** START INFORMATION PROVIDED **
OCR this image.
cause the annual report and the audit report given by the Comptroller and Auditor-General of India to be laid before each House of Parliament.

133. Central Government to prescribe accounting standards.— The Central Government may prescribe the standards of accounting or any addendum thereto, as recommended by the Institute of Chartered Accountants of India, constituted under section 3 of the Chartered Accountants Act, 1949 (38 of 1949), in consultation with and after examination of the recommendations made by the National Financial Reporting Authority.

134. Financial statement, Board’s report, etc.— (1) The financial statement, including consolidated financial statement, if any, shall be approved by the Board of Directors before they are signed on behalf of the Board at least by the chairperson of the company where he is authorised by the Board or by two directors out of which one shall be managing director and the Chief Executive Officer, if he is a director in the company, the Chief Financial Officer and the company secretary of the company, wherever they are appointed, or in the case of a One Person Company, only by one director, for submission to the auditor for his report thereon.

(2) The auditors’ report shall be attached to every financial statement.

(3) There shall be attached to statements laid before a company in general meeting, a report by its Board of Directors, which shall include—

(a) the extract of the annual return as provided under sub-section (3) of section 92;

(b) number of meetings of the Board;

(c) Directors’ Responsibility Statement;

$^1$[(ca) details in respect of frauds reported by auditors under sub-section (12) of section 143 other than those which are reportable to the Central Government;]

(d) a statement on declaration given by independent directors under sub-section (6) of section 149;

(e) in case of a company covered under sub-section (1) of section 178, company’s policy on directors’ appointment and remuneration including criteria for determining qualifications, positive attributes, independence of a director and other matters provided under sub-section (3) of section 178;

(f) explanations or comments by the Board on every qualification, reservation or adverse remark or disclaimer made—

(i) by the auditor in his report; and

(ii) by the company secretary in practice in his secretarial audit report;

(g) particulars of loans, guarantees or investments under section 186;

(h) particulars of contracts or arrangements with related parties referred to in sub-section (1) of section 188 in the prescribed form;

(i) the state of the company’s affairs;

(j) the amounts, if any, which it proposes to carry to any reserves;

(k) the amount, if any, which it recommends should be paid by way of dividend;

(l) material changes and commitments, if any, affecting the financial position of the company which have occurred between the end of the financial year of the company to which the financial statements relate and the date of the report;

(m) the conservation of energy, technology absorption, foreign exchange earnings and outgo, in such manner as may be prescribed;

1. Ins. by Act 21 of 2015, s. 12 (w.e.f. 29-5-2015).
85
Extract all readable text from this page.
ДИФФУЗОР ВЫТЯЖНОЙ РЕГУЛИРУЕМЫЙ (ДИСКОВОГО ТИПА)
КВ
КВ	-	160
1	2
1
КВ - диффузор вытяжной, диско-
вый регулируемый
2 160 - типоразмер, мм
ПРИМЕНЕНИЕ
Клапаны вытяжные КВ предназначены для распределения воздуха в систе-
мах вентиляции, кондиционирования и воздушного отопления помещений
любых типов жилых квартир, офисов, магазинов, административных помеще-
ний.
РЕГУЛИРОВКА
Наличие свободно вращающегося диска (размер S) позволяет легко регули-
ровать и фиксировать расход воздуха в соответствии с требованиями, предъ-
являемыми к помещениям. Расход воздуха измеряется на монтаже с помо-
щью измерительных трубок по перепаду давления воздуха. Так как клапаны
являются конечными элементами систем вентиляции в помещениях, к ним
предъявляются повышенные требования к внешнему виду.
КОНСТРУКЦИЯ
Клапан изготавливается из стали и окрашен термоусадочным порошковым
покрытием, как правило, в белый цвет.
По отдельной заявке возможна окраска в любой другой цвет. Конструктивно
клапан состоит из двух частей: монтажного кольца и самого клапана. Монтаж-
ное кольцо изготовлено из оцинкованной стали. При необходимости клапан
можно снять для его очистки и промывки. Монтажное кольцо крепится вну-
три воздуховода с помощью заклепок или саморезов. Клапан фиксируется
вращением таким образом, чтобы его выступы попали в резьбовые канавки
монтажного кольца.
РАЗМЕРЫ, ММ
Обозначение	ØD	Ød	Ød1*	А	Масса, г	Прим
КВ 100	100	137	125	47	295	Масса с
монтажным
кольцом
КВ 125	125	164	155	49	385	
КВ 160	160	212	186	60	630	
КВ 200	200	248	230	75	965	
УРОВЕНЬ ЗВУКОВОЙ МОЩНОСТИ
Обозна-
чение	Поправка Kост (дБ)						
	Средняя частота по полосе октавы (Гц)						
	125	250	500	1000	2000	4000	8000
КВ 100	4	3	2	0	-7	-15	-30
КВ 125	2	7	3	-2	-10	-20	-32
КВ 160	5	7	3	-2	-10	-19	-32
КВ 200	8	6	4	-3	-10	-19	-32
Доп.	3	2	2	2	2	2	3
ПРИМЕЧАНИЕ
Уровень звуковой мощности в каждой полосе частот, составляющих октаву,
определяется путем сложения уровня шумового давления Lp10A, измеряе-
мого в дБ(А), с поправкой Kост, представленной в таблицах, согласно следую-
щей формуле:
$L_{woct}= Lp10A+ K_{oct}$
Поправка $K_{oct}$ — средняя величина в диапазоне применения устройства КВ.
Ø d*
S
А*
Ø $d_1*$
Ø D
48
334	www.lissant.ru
** END INFORMATION PROVIDED **
Set out the complete listing exactly as shown.

OCR this image.
cause the annual report and the audit report given by the Comptroller and Auditor-General of India to be laid before each House of Parliament.

133. Central Government to prescribe accounting standards.— The Central Government may prescribe the standards of accounting or any addendum thereto, as recommended by the Institute of Chartered Accountants of India, constituted under section 3 of the Chartered Accountants Act, 1949 (38 of 1949), in consultation with and after examination of the recommendations made by the National Financial Reporting Authority.

134. Financial statement, Board’s report, etc.— (1) The financial statement, including consolidated financial statement, if any, shall be approved by the Board of Directors before they are signed on behalf of the Board at least by the chairperson of the company where he is authorised by the Board or by two directors out of which one shall be managing director and the Chief Executive Officer, if he is a director in the company, the Chief Financial Officer and the company secretary of the company, wherever they are appointed, or in the case of a One Person Company, only by one director, for submission to the auditor for his report thereon.

(2) The auditors’ report shall be attached to every financial statement.

(3) There shall be attached to statements laid before a company in general meeting, a report by its Board of Directors, which shall include—

(a) the extract of the annual return as provided under sub-section (3) of section 92;

(b) number of meetings of the Board;

(c) Directors’ Responsibility Statement;

$^1$[(ca) details in respect of frauds reported by auditors under sub-section (12) of section 143 other than those which are reportable to the Central Government;]

(d) a statement on declaration given by independent directors under sub-section (6) of section 149;

(e) in case of a company covered under sub-section (1) of section 178, company’s policy on directors’ appointment and remuneration including criteria for determining qualifications, positive attributes, independence of a director and other matters provided under sub-section (3) of section 178;

(f) explanations or comments by the Board on every qualification, reservation or adverse remark or disclaimer made—

(i) by the auditor in his report; and

(ii) by the company secretary in practice in his secretarial audit report;

(g) particulars of loans, guarantees or investments under section 186;

(h) particulars of contracts or arrangements with related parties referred to in sub-section (1) of section 188 in the prescribed form;

(i) the state of the company’s affairs;

(j) the amounts, if any, which it proposes to carry to any reserves;

(k) the amount, if any, which it recommends should be paid by way of dividend;

(l) material changes and commitments, if any, affecting the financial position of the company which have occurred between the end of the financial year of the company to which the financial statements relate and the date of the report;

(m) the conservation of energy, technology absorption, foreign exchange earnings and outgo, in such manner as may be prescribed;

1. Ins. by Act 21 of 2015, s. 12 (w.e.f. 29-5-2015).
85
Extract all readable text from this page.
ДИФФУЗОР ВЫТЯЖНОЙ РЕГУЛИРУЕМЫЙ (ДИСКОВОГО ТИПА)
КВ
КВ	-	160
1	2
1
КВ - диффузор вытяжной, диско-
вый регулируемый
2 160 - типоразмер, мм
ПРИМЕНЕНИЕ
Клапаны вытяжные КВ предназначены для распределения воздуха в систе-
мах вентиляции, кондиционирования и воздушного отопления помещений
любых типов жилых квартир, офисов, магазинов, административных помеще-
ний.
РЕГУЛИРОВКА
Наличие свободно вращающегося диска (размер S) позволяет легко регули-
ровать и фиксировать расход воздуха в соответствии с требованиями, предъ-
являемыми к помещениям. Расход воздуха измеряется на монтаже с помо-
щью измерительных трубок по перепаду давления воздуха. Так как клапаны
являются конечными элементами систем вентиляции в помещениях, к ним
предъявляются повышенные требования к внешнему виду.
КОНСТРУКЦИЯ
Клапан изготавливается из стали и окрашен термоусадочным порошковым
покрытием, как правило, в белый цвет.
По отдельной заявке возможна окраска в любой другой цвет. Конструктивно
клапан состоит из двух частей: монтажного кольца и самого клапана. Монтаж-
ное кольцо изготовлено из оцинкованной стали. При необходимости клапан
можно снять для его очистки и промывки. Монтажное кольцо крепится вну-
три воздуховода с помощью заклепок или саморезов. Клапан фиксируется
вращением таким образом, чтобы его выступы попали в резьбовые канавки
монтажного кольца.
РАЗМЕРЫ, ММ
Обозначение	ØD	Ød	Ød1*	А	Масса, г	Прим
КВ 100	100	137	125	47	295	Масса с
монтажным
кольцом
КВ 125	125	164	155	49	385	
КВ 160	160	212	186	60	630	
КВ 200	200	248	230	75	965	
УРОВЕНЬ ЗВУКОВОЙ МОЩНОСТИ
Обозна-
чение	Поправка Kост (дБ)						
	Средняя частота по полосе октавы (Гц)						
	125	250	500	1000	2000	4000	8000
КВ 100	4	3	2	0	-7	-15	-30
КВ 125	2	7	3	-2	-10	-20	-32
КВ 160	5	7	3	-2	-10	-19	-32
КВ 200	8	6	4	-3	-10	-19	-32
Доп.	3	2	2	2	2	2	3
ПРИМЕЧАНИЕ
Уровень звуковой мощности в каждой полосе частот, составляющих октаву,
определяется путем сложения уровня шумового давления Lp10A, измеряе-
мого в дБ(А), с поправкой Kост, представленной в таблицах, согласно следую-
щей формуле:
$L_{woct}= Lp10A+ K_{oct}$
Поправка $K_{oct}$ — средняя величина в диапазоне применения устройства КВ.
Ø d*
S
А*
Ø $d_1*$
Ø D
48
334	www.lissant.ru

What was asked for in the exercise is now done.